## [EXERCISE PROMPT]
Repeat the data word for word. Do not include the pictures.
◇ ◇ ◇
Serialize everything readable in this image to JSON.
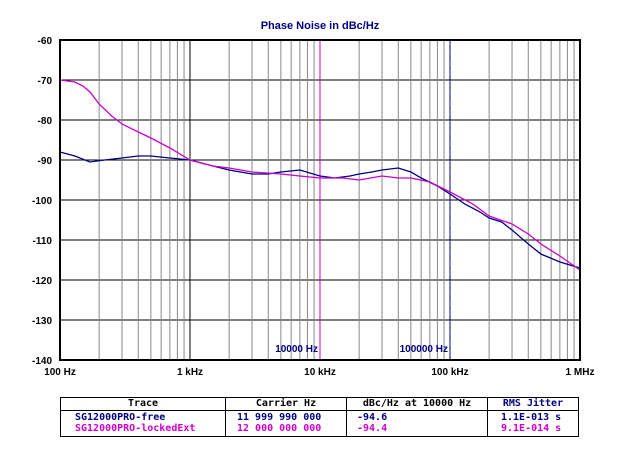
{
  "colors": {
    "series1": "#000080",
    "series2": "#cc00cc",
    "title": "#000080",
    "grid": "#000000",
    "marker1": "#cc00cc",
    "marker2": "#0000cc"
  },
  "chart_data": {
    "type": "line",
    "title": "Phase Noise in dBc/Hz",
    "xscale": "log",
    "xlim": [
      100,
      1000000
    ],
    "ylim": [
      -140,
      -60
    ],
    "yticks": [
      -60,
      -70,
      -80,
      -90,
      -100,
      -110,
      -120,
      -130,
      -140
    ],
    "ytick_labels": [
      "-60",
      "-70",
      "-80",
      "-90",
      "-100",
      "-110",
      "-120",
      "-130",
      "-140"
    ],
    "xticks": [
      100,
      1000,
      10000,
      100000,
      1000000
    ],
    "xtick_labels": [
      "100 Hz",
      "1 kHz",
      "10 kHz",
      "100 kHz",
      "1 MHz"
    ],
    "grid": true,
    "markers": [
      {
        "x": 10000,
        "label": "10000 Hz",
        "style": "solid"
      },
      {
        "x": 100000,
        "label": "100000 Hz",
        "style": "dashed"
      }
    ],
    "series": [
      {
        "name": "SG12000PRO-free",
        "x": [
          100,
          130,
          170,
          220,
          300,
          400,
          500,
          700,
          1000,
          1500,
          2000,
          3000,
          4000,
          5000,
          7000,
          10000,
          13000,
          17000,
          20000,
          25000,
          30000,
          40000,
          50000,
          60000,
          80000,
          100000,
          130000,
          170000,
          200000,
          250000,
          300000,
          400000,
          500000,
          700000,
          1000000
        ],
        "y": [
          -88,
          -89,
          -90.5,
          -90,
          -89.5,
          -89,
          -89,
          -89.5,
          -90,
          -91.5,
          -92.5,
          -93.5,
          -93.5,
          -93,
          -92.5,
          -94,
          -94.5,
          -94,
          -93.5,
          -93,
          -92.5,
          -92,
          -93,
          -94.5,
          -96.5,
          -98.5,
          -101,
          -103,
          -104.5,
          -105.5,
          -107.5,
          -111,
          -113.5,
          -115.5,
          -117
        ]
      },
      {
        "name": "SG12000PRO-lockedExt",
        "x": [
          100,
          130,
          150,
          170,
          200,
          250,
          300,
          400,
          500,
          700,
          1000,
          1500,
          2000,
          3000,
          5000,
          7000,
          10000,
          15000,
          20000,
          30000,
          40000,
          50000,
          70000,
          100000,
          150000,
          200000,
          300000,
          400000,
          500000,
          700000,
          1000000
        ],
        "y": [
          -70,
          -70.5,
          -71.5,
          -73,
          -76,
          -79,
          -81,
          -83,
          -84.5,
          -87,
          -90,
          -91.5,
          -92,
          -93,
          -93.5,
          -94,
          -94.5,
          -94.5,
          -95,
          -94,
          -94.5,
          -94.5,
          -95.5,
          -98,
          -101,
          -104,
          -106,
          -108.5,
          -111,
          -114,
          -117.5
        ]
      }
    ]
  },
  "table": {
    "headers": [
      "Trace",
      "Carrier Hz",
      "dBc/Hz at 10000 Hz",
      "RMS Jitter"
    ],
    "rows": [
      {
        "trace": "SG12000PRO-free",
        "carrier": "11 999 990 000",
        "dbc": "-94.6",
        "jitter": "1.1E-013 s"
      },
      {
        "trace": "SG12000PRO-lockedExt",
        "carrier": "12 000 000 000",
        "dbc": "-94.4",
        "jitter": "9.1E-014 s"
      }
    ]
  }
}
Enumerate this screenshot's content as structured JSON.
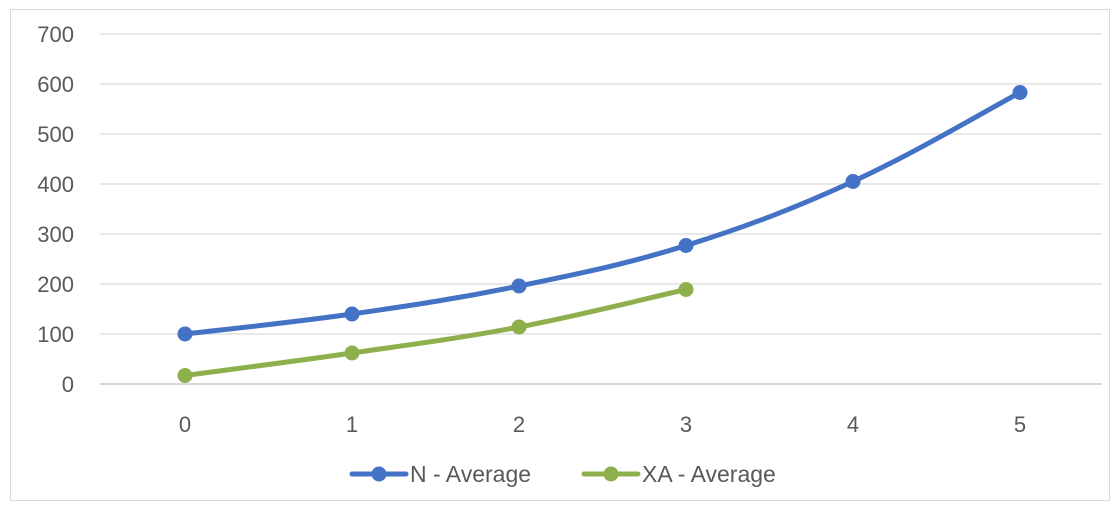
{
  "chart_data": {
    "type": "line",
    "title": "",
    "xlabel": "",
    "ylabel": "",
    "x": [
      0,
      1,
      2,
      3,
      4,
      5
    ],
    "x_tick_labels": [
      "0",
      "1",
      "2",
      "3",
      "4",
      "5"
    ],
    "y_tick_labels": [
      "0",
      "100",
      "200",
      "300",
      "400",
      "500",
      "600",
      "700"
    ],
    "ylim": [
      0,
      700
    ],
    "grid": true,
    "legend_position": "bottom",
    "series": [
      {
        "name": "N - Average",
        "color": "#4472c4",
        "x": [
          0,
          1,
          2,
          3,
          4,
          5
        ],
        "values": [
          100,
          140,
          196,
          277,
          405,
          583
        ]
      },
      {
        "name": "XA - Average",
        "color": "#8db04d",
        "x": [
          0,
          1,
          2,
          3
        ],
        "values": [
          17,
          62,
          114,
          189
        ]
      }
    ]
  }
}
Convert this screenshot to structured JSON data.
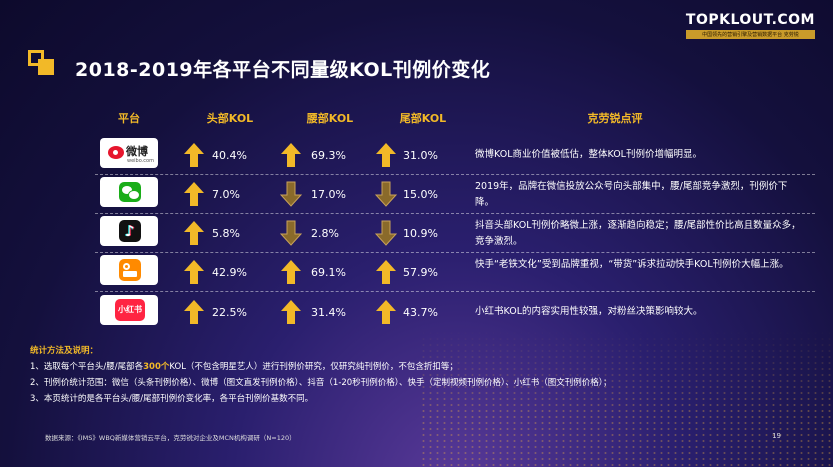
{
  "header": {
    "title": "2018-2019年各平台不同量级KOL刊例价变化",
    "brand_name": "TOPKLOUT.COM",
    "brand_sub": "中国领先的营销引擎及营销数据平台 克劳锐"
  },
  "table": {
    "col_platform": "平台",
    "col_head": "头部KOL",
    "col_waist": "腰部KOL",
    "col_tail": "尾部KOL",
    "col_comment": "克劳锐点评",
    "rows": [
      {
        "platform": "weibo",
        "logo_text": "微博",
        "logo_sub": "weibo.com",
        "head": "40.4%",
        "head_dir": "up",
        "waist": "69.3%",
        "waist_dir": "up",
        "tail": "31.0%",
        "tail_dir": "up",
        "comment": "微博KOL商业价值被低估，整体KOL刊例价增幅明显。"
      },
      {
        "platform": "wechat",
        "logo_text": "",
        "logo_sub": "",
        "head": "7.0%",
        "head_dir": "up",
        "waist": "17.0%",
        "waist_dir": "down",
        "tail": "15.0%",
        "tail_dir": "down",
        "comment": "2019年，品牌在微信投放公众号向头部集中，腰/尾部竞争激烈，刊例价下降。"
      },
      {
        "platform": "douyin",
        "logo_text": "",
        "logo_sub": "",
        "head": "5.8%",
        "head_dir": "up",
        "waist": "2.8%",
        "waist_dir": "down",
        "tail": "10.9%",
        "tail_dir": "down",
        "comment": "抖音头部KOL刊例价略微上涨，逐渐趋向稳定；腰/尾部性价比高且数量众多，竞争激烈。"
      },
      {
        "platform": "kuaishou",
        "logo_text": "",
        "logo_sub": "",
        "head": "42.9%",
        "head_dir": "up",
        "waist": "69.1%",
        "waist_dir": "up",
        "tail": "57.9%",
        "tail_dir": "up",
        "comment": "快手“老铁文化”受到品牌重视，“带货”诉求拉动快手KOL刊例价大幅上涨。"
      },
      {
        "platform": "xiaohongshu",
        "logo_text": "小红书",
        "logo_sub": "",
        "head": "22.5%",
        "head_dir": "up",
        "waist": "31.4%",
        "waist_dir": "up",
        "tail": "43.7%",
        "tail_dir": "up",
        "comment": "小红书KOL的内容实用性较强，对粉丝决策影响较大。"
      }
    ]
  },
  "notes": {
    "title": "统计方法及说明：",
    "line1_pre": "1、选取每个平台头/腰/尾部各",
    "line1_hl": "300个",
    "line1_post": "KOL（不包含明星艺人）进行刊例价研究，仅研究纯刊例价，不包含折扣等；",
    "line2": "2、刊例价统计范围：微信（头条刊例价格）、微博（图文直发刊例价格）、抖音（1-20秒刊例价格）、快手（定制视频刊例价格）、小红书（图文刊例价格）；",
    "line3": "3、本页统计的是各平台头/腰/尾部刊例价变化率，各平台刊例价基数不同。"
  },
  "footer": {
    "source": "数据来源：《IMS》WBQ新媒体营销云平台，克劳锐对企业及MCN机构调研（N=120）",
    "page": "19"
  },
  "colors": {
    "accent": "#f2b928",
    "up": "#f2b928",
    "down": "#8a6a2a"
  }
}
◇ ◇ ◇
## [FINISHED TASK]
Serialize everything readable in this image to JSON.
{
  "colors": {
    "series1": "#000080",
    "series2": "#cc00cc",
    "title": "#000080",
    "grid": "#000000",
    "marker1": "#cc00cc",
    "marker2": "#0000cc"
  },
  "chart_data": {
    "type": "line",
    "title": "Phase Noise in dBc/Hz",
    "xscale": "log",
    "xlim": [
      100,
      1000000
    ],
    "ylim": [
      -140,
      -60
    ],
    "yticks": [
      -60,
      -70,
      -80,
      -90,
      -100,
      -110,
      -120,
      -130,
      -140
    ],
    "ytick_labels": [
      "-60",
      "-70",
      "-80",
      "-90",
      "-100",
      "-110",
      "-120",
      "-130",
      "-140"
    ],
    "xticks": [
      100,
      1000,
      10000,
      100000,
      1000000
    ],
    "xtick_labels": [
      "100 Hz",
      "1 kHz",
      "10 kHz",
      "100 kHz",
      "1 MHz"
    ],
    "grid": true,
    "markers": [
      {
        "x": 10000,
        "label": "10000 Hz",
        "style": "solid"
      },
      {
        "x": 100000,
        "label": "100000 Hz",
        "style": "dashed"
      }
    ],
    "series": [
      {
        "name": "SG12000PRO-free",
        "x": [
          100,
          130,
          170,
          220,
          300,
          400,
          500,
          700,
          1000,
          1500,
          2000,
          3000,
          4000,
          5000,
          7000,
          10000,
          13000,
          17000,
          20000,
          25000,
          30000,
          40000,
          50000,
          60000,
          80000,
          100000,
          130000,
          170000,
          200000,
          250000,
          300000,
          400000,
          500000,
          700000,
          1000000
        ],
        "y": [
          -88,
          -89,
          -90.5,
          -90,
          -89.5,
          -89,
          -89,
          -89.5,
          -90,
          -91.5,
          -92.5,
          -93.5,
          -93.5,
          -93,
          -92.5,
          -94,
          -94.5,
          -94,
          -93.5,
          -93,
          -92.5,
          -92,
          -93,
          -94.5,
          -96.5,
          -98.5,
          -101,
          -103,
          -104.5,
          -105.5,
          -107.5,
          -111,
          -113.5,
          -115.5,
          -117
        ]
      },
      {
        "name": "SG12000PRO-lockedExt",
        "x": [
          100,
          130,
          150,
          170,
          200,
          250,
          300,
          400,
          500,
          700,
          1000,
          1500,
          2000,
          3000,
          5000,
          7000,
          10000,
          15000,
          20000,
          30000,
          40000,
          50000,
          70000,
          100000,
          150000,
          200000,
          300000,
          400000,
          500000,
          700000,
          1000000
        ],
        "y": [
          -70,
          -70.5,
          -71.5,
          -73,
          -76,
          -79,
          -81,
          -83,
          -84.5,
          -87,
          -90,
          -91.5,
          -92,
          -93,
          -93.5,
          -94,
          -94.5,
          -94.5,
          -95,
          -94,
          -94.5,
          -94.5,
          -95.5,
          -98,
          -101,
          -104,
          -106,
          -108.5,
          -111,
          -114,
          -117.5
        ]
      }
    ]
  },
  "table": {
    "headers": [
      "Trace",
      "Carrier Hz",
      "dBc/Hz at 10000 Hz",
      "RMS Jitter"
    ],
    "rows": [
      {
        "trace": "SG12000PRO-free",
        "carrier": "11 999 990 000",
        "dbc": "-94.6",
        "jitter": "1.1E-013 s"
      },
      {
        "trace": "SG12000PRO-lockedExt",
        "carrier": "12 000 000 000",
        "dbc": "-94.4",
        "jitter": "9.1E-014 s"
      }
    ]
  }
}
Enumerate this screenshot's content as structured JSON.
{
  "chart_data": {
    "type": "line",
    "title": "",
    "xlabel": "",
    "ylabel": "",
    "x": [
      0,
      1,
      2,
      3,
      4,
      5
    ],
    "x_tick_labels": [
      "0",
      "1",
      "2",
      "3",
      "4",
      "5"
    ],
    "y_tick_labels": [
      "0",
      "100",
      "200",
      "300",
      "400",
      "500",
      "600",
      "700"
    ],
    "ylim": [
      0,
      700
    ],
    "grid": true,
    "legend_position": "bottom",
    "series": [
      {
        "name": "N - Average",
        "color": "#4472c4",
        "x": [
          0,
          1,
          2,
          3,
          4,
          5
        ],
        "values": [
          100,
          140,
          196,
          277,
          405,
          583
        ]
      },
      {
        "name": "XA - Average",
        "color": "#8db04d",
        "x": [
          0,
          1,
          2,
          3
        ],
        "values": [
          17,
          62,
          114,
          189
        ]
      }
    ]
  }
}
Convert this screenshot to structured JSON data.
{
  "header": {
    "title": "2018-2019年各平台不同量级KOL刊例价变化",
    "brand_name": "TOPKLOUT.COM",
    "brand_sub": "中国领先的营销引擎及营销数据平台 克劳锐"
  },
  "table": {
    "col_platform": "平台",
    "col_head": "头部KOL",
    "col_waist": "腰部KOL",
    "col_tail": "尾部KOL",
    "col_comment": "克劳锐点评",
    "rows": [
      {
        "platform": "weibo",
        "logo_text": "微博",
        "logo_sub": "weibo.com",
        "head": "40.4%",
        "head_dir": "up",
        "waist": "69.3%",
        "waist_dir": "up",
        "tail": "31.0%",
        "tail_dir": "up",
        "comment": "微博KOL商业价值被低估，整体KOL刊例价增幅明显。"
      },
      {
        "platform": "wechat",
        "logo_text": "",
        "logo_sub": "",
        "head": "7.0%",
        "head_dir": "up",
        "waist": "17.0%",
        "waist_dir": "down",
        "tail": "15.0%",
        "tail_dir": "down",
        "comment": "2019年，品牌在微信投放公众号向头部集中，腰/尾部竞争激烈，刊例价下降。"
      },
      {
        "platform": "douyin",
        "logo_text": "",
        "logo_sub": "",
        "head": "5.8%",
        "head_dir": "up",
        "waist": "2.8%",
        "waist_dir": "down",
        "tail": "10.9%",
        "tail_dir": "down",
        "comment": "抖音头部KOL刊例价略微上涨，逐渐趋向稳定；腰/尾部性价比高且数量众多，竞争激烈。"
      },
      {
        "platform": "kuaishou",
        "logo_text": "",
        "logo_sub": "",
        "head": "42.9%",
        "head_dir": "up",
        "waist": "69.1%",
        "waist_dir": "up",
        "tail": "57.9%",
        "tail_dir": "up",
        "comment": "快手“老铁文化”受到品牌重视，“带货”诉求拉动快手KOL刊例价大幅上涨。"
      },
      {
        "platform": "xiaohongshu",
        "logo_text": "小红书",
        "logo_sub": "",
        "head": "22.5%",
        "head_dir": "up",
        "waist": "31.4%",
        "waist_dir": "up",
        "tail": "43.7%",
        "tail_dir": "up",
        "comment": "小红书KOL的内容实用性较强，对粉丝决策影响较大。"
      }
    ]
  },
  "notes": {
    "title": "统计方法及说明：",
    "line1_pre": "1、选取每个平台头/腰/尾部各",
    "line1_hl": "300个",
    "line1_post": "KOL（不包含明星艺人）进行刊例价研究，仅研究纯刊例价，不包含折扣等；",
    "line2": "2、刊例价统计范围：微信（头条刊例价格）、微博（图文直发刊例价格）、抖音（1-20秒刊例价格）、快手（定制视频刊例价格）、小红书（图文刊例价格）；",
    "line3": "3、本页统计的是各平台头/腰/尾部刊例价变化率，各平台刊例价基数不同。"
  },
  "footer": {
    "source": "数据来源：《IMS》WBQ新媒体营销云平台，克劳锐对企业及MCN机构调研（N=120）",
    "page": "19"
  },
  "colors": {
    "accent": "#f2b928",
    "up": "#f2b928",
    "down": "#8a6a2a"
  }
}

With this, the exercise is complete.